Data listing =
# # # # #

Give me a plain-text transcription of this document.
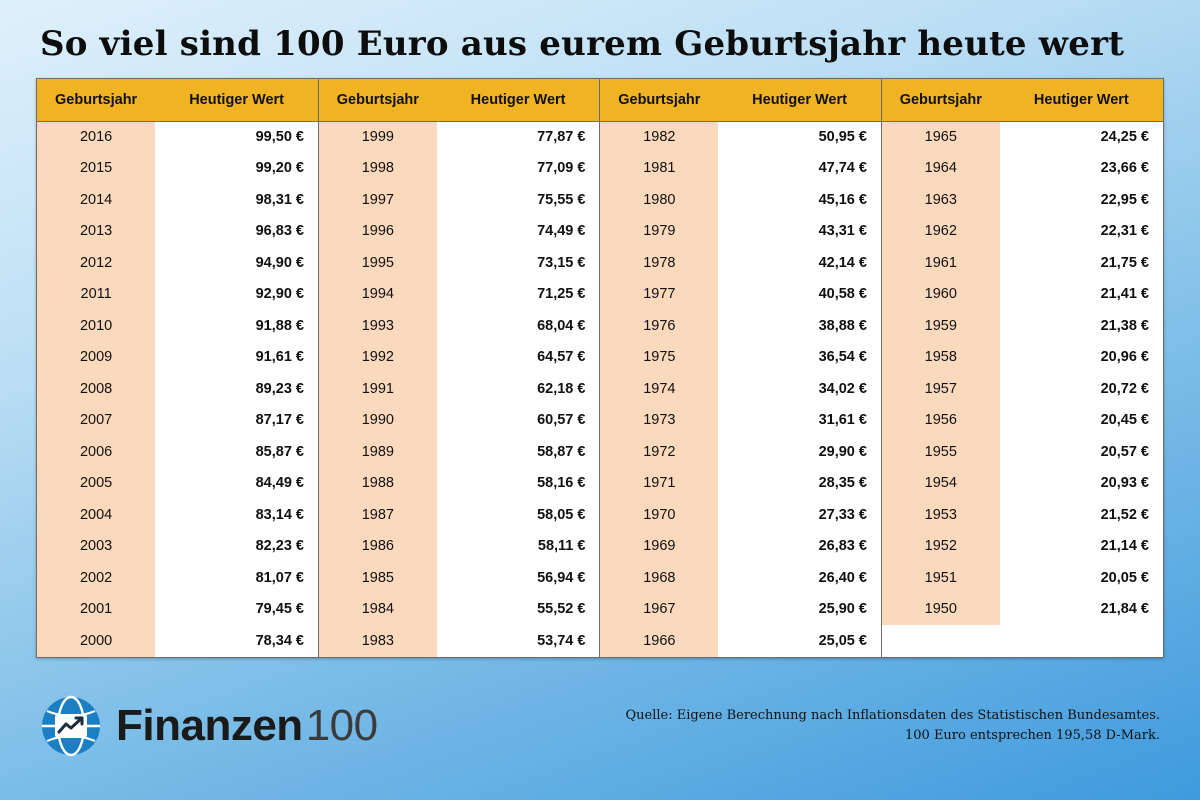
So viel sind 100 Euro aus eurem Geburtsjahr heute wert
Geburtsjahr	Heutiger Wert	Geburtsjahr	Heutiger Wert	Geburtsjahr	Heutiger Wert	Geburtsjahr	Heutiger Wert
2016	99,50 €	1999	77,87 €	1982	50,95 €	1965	24,25 €
2015	99,20 €	1998	77,09 €	1981	47,74 €	1964	23,66 €
2014	98,31 €	1997	75,55 €	1980	45,16 €	1963	22,95 €
2013	96,83 €	1996	74,49 €	1979	43,31 €	1962	22,31 €
2012	94,90 €	1995	73,15 €	1978	42,14 €	1961	21,75 €
2011	92,90 €	1994	71,25 €	1977	40,58 €	1960	21,41 €
2010	91,88 €	1993	68,04 €	1976	38,88 €	1959	21,38 €
2009	91,61 €	1992	64,57 €	1975	36,54 €	1958	20,96 €
2008	89,23 €	1991	62,18 €	1974	34,02 €	1957	20,72 €
2007	87,17 €	1990	60,57 €	1973	31,61 €	1956	20,45 €
2006	85,87 €	1989	58,87 €	1972	29,90 €	1955	20,57 €
2005	84,49 €	1988	58,16 €	1971	28,35 €	1954	20,93 €
2004	83,14 €	1987	58,05 €	1970	27,33 €	1953	21,52 €
2003	82,23 €	1986	58,11 €	1969	26,83 €	1952	21,14 €
2002	81,07 €	1985	56,94 €	1968	26,40 €	1951	20,05 €
2001	79,45 €	1984	55,52 €	1967	25,90 €	1950	21,84 €
2000	78,34 €	1983	53,74 €	1966	25,05 €		
Finanzen 100	Quelle: Eigene Berechnung nach Inflationsdaten des Statistischen Bundesamtes.
100 Euro entsprechen 195,58 D-Mark.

# # # # #

Written task = In the entries above, find lines with "Geburtsjahr" and copy each.

Response to this task =
So viel sind 100 Euro aus eurem Geburtsjahr heute wert
Geburtsjahr	Heutiger Wert	Geburtsjahr	Heutiger Wert	Geburtsjahr	Heutiger Wert	Geburtsjahr	Heutiger Wert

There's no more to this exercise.